All lines featuring the string "desc" are to be listed.

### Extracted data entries
--------------------------------------------------
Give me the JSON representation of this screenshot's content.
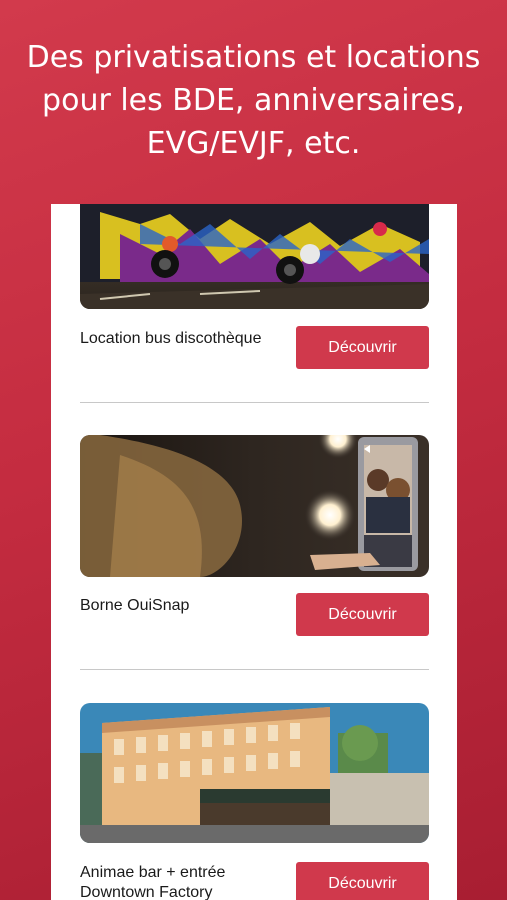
{
  "header": {
    "line1": "Des privatisations et locations",
    "line2": "pour les BDE, anniversaires,",
    "line3": "EVG/EVJF, etc."
  },
  "items": [
    {
      "title": "Location bus discothèque",
      "button": "Découvrir",
      "image": "party-bus-photo"
    },
    {
      "title": "Borne OuiSnap",
      "button": "Découvrir",
      "image": "photo-booth-photo"
    },
    {
      "title_line1": "Animae bar + entrée",
      "title_line2": "Downtown Factory",
      "button": "Découvrir",
      "image": "bar-building-photo"
    }
  ],
  "colors": {
    "background": "#c42c40",
    "button": "#d0394c",
    "card": "#ffffff"
  }
}
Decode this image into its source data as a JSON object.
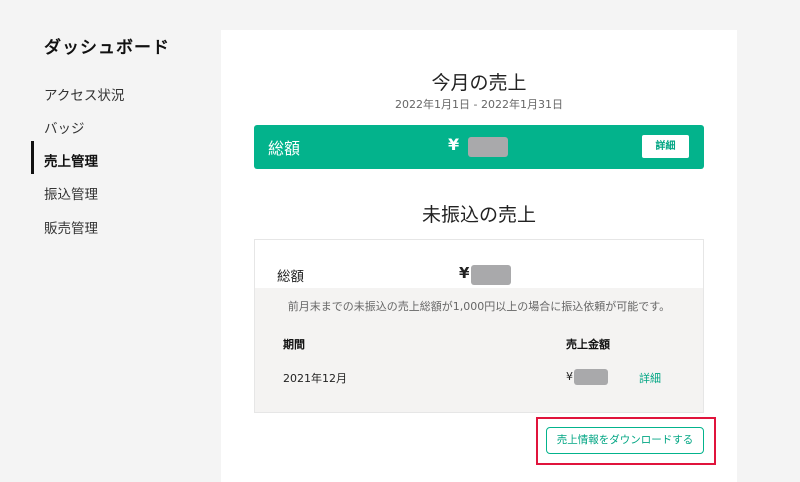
{
  "sidebar": {
    "title": "ダッシュボード",
    "items": [
      {
        "label": "アクセス状況"
      },
      {
        "label": "バッジ"
      },
      {
        "label": "売上管理",
        "active": true
      },
      {
        "label": "振込管理"
      },
      {
        "label": "販売管理"
      }
    ]
  },
  "monthly": {
    "title": "今月の売上",
    "period": "2022年1月1日 - 2022年1月31日",
    "total_label": "総額",
    "currency": "¥",
    "detail_label": "詳細"
  },
  "unpaid": {
    "title": "未振込の売上",
    "total_label": "総額",
    "currency": "¥",
    "note": "前月末までの未振込の売上総額が1,000円以上の場合に振込依頼が可能です。",
    "columns": [
      "期間",
      "売上金額"
    ],
    "rows": [
      {
        "period": "2021年12月",
        "currency": "¥",
        "link": "詳細"
      }
    ]
  },
  "download_label": "売上情報をダウンロードする",
  "colors": {
    "accent": "#03b38c",
    "highlight": "#e0143c",
    "mask": "#a9a9ab"
  }
}
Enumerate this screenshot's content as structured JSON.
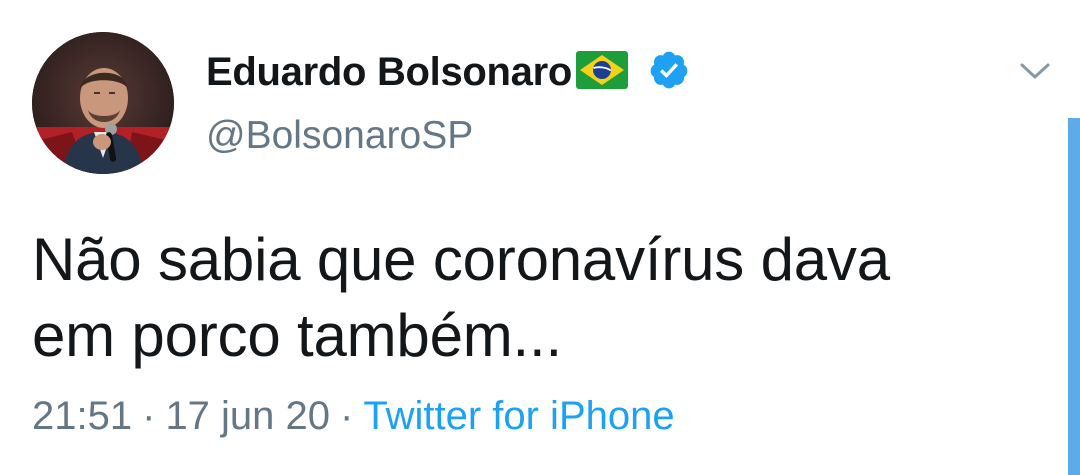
{
  "tweet": {
    "author": {
      "display_name": "Eduardo Bolsonaro",
      "flag_icon": "brazil-flag-emoji",
      "verified_icon": "verified-badge-icon",
      "handle": "@BolsonaroSP"
    },
    "text_line_1": "Não sabia que coronavírus dava",
    "text_line_2": "em porco também...",
    "time": "21:51",
    "separator": "·",
    "date": "17 jun 20",
    "source": "Twitter for iPhone"
  },
  "colors": {
    "text": "#14171a",
    "secondary": "#657786",
    "link": "#1da1f2",
    "verified": "#1da1f2",
    "scrollbar": "#5dabe9"
  }
}
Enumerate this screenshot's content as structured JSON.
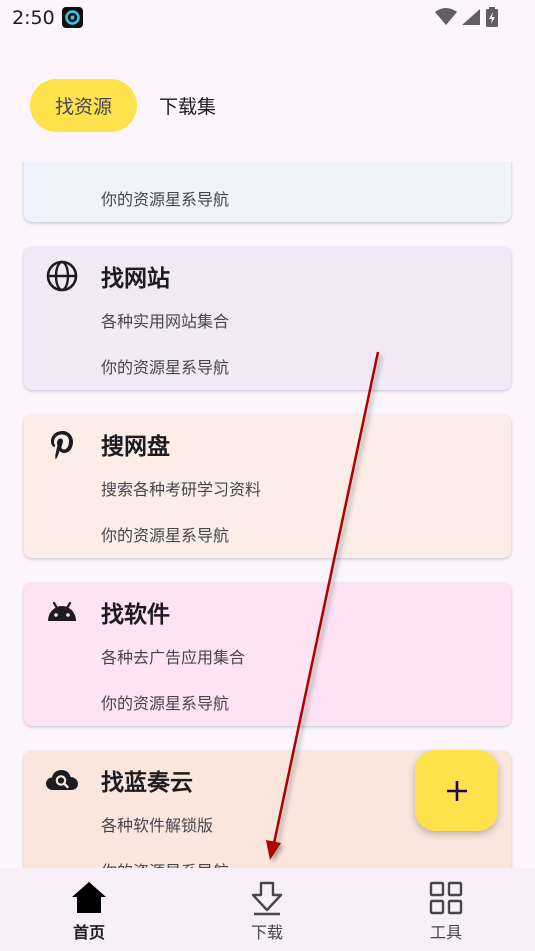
{
  "status_bar": {
    "time": "2:50"
  },
  "tabs": [
    {
      "label": "找资源",
      "active": true
    },
    {
      "label": "下载集",
      "active": false
    }
  ],
  "cards": [
    {
      "title": "",
      "desc": "",
      "footer": "你的资源星系导航",
      "bg": "#eef3fc"
    },
    {
      "title": "找网站",
      "desc": "各种实用网站集合",
      "footer": "你的资源星系导航",
      "icon": "globe-icon",
      "bg": "#f1e9f8"
    },
    {
      "title": "搜网盘",
      "desc": "搜索各种考研学习资料",
      "footer": "你的资源星系导航",
      "icon": "pinterest-icon",
      "bg": "#fcede9"
    },
    {
      "title": "找软件",
      "desc": "各种去广告应用集合",
      "footer": "你的资源星系导航",
      "icon": "android-icon",
      "bg": "#fde3f3"
    },
    {
      "title": "找蓝奏云",
      "desc": "各种软件解锁版",
      "footer": "你的资源星系导航",
      "icon": "cloud-search-icon",
      "bg": "#fbe6de"
    }
  ],
  "fab": {
    "icon": "plus-icon",
    "color": "#fde24c"
  },
  "bottom_nav": [
    {
      "label": "首页",
      "icon": "home-icon",
      "active": true
    },
    {
      "label": "下载",
      "icon": "download-icon",
      "active": false
    },
    {
      "label": "工具",
      "icon": "grid-icon",
      "active": false
    }
  ],
  "colors": {
    "accent": "#fde24c",
    "arrow": "#b00000"
  }
}
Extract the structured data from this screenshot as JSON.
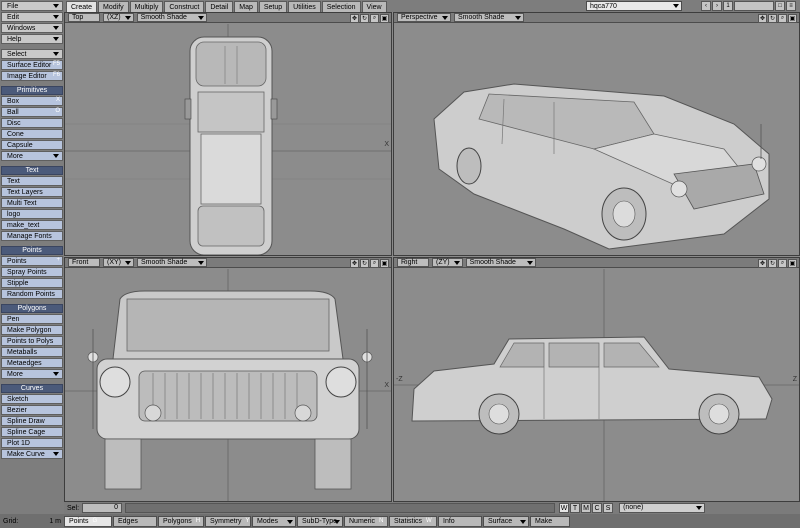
{
  "sidebar": {
    "top": [
      {
        "label": "File",
        "arrow": true
      },
      {
        "label": "Edit",
        "arrow": true
      },
      {
        "label": "Windows",
        "arrow": true
      },
      {
        "label": "Help",
        "arrow": true
      }
    ],
    "select_group": [
      {
        "label": "Select",
        "arrow": true
      },
      {
        "label": "Surface Editor",
        "key": "F5"
      },
      {
        "label": "Image Editor",
        "key": "F6"
      }
    ],
    "primitives": {
      "header": "Primitives",
      "items": [
        {
          "label": "Box",
          "key": "X"
        },
        {
          "label": "Ball",
          "key": "O"
        },
        {
          "label": "Disc"
        },
        {
          "label": "Cone"
        },
        {
          "label": "Capsule"
        },
        {
          "label": "More",
          "arrow": true
        }
      ]
    },
    "text": {
      "header": "Text",
      "items": [
        {
          "label": "Text"
        },
        {
          "label": "Text Layers"
        },
        {
          "label": "Multi Text"
        },
        {
          "label": "logo"
        },
        {
          "label": "make_text"
        },
        {
          "label": "Manage Fonts"
        }
      ]
    },
    "points": {
      "header": "Points",
      "items": [
        {
          "label": "Points",
          "key": "+"
        },
        {
          "label": "Spray Points"
        },
        {
          "label": "Stipple"
        },
        {
          "label": "Random Points"
        }
      ]
    },
    "polygons": {
      "header": "Polygons",
      "items": [
        {
          "label": "Pen"
        },
        {
          "label": "Make Polygon"
        },
        {
          "label": "Points to Polys"
        },
        {
          "label": "Metaballs"
        },
        {
          "label": "Metaedges"
        },
        {
          "label": "More",
          "arrow": true
        }
      ]
    },
    "curves": {
      "header": "Curves",
      "items": [
        {
          "label": "Sketch"
        },
        {
          "label": "Bezier"
        },
        {
          "label": "Spline Draw"
        },
        {
          "label": "Spline Cage"
        },
        {
          "label": "Plot 1D"
        },
        {
          "label": "Make Curve",
          "arrow": true
        }
      ]
    }
  },
  "tabs": [
    "Create",
    "Modify",
    "Multiply",
    "Construct",
    "Detail",
    "Map",
    "Setup",
    "Utilities",
    "Selection",
    "View"
  ],
  "active_tab": "Create",
  "scene_name": "hqca770",
  "viewports": {
    "top": {
      "view": "Top",
      "axes": "(XZ)",
      "shade": "Smooth Shade",
      "axis_x": "X"
    },
    "perspective": {
      "view": "Perspective",
      "shade": "Smooth Shade"
    },
    "front": {
      "view": "Front",
      "axes": "(XY)",
      "shade": "Smooth Shade",
      "axis_x": "X"
    },
    "right": {
      "view": "Right",
      "axes": "(ZY)",
      "shade": "Smooth Shade",
      "axis_x": "-Z",
      "axis_x2": "Z"
    }
  },
  "selbar": {
    "label": "Sel:",
    "value": "0",
    "buttons": [
      "W",
      "T",
      "M",
      "C",
      "S"
    ],
    "layer": "(none)"
  },
  "modebar": {
    "grid_label": "Grid:",
    "grid_value": "1 m",
    "buttons": [
      {
        "label": "Points",
        "key": "G",
        "on": true
      },
      {
        "label": "Edges"
      },
      {
        "label": "Polygons",
        "key": "H"
      },
      {
        "label": "Symmetry",
        "key": "Y"
      },
      {
        "label": "Modes",
        "arrow": true
      },
      {
        "label": "SubD-Type",
        "arrow": true
      },
      {
        "label": "Numeric",
        "key": "N"
      },
      {
        "label": "Statistics",
        "key": "W"
      },
      {
        "label": "Info"
      },
      {
        "label": "Surface",
        "arrow": true
      },
      {
        "label": "Make"
      }
    ]
  },
  "colors": {
    "accent_header": "#4b5a7a",
    "viewport_bg": "#8c8c8c",
    "model": "#d2d2d2"
  }
}
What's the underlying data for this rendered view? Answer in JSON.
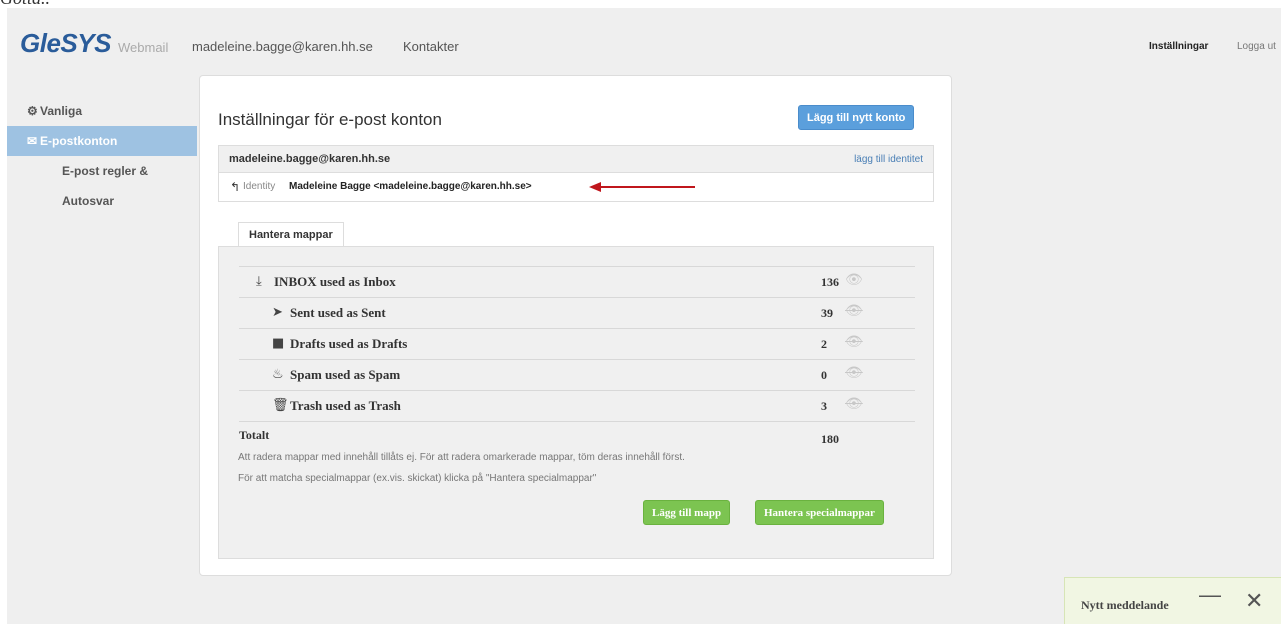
{
  "cropped_top_text": "Gotta..",
  "header": {
    "logo": "GleSYS",
    "logo_sub": "Webmail",
    "user_email": "madeleine.bagge@karen.hh.se",
    "contacts": "Kontakter",
    "settings": "Inställningar",
    "logout": "Logga ut"
  },
  "sidebar": {
    "items": [
      {
        "label": "Vanliga",
        "icon": "gear-icon"
      },
      {
        "label": "E-postkonton",
        "icon": "envelope-icon"
      },
      {
        "label": "E-post regler & Autosvar"
      }
    ]
  },
  "main": {
    "title": "Inställningar för e-post konton",
    "add_account_button": "Lägg till nytt konto",
    "account": {
      "email": "madeleine.bagge@karen.hh.se",
      "add_identity": "lägg till identitet",
      "identity_label": "Identity",
      "identity_value": "Madeleine Bagge <madeleine.bagge@karen.hh.se>"
    },
    "tab": "Hantera mappar",
    "folders": [
      {
        "name": "INBOX used as Inbox",
        "count": "136",
        "icon": "inbox-download-icon",
        "visible": true
      },
      {
        "name": "Sent used as Sent",
        "count": "39",
        "icon": "paper-plane-icon",
        "visible": false
      },
      {
        "name": "Drafts used as Drafts",
        "count": "2",
        "icon": "document-icon",
        "visible": false
      },
      {
        "name": "Spam used as Spam",
        "count": "0",
        "icon": "fire-icon",
        "visible": false
      },
      {
        "name": "Trash used as Trash",
        "count": "3",
        "icon": "trash-icon",
        "visible": false
      }
    ],
    "total_label": "Totalt",
    "total_count": "180",
    "help_text_1": "Att radera mappar med innehåll tillåts ej. För att radera omarkerade mappar, töm deras innehåll först.",
    "help_text_2": "För att matcha specialmappar (ex.vis. skickat) klicka på \"Hantera specialmappar\"",
    "add_folder_button": "Lägg till mapp",
    "special_folders_button": "Hantera specialmappar"
  },
  "notification": {
    "label": "Nytt meddelande"
  },
  "colors": {
    "accent_blue": "#5b9fdc",
    "accent_green": "#7cc451",
    "arrow_red": "#c0161c",
    "sidebar_active": "#9ec2e2"
  }
}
--------------------------------------------------
### The output
      "desc": "",
      "desc": "各种实用网站集合",
      "desc": "搜索各种考研学习资料",
      "desc": "各种去广告应用集合",
      "desc": "各种软件解锁版",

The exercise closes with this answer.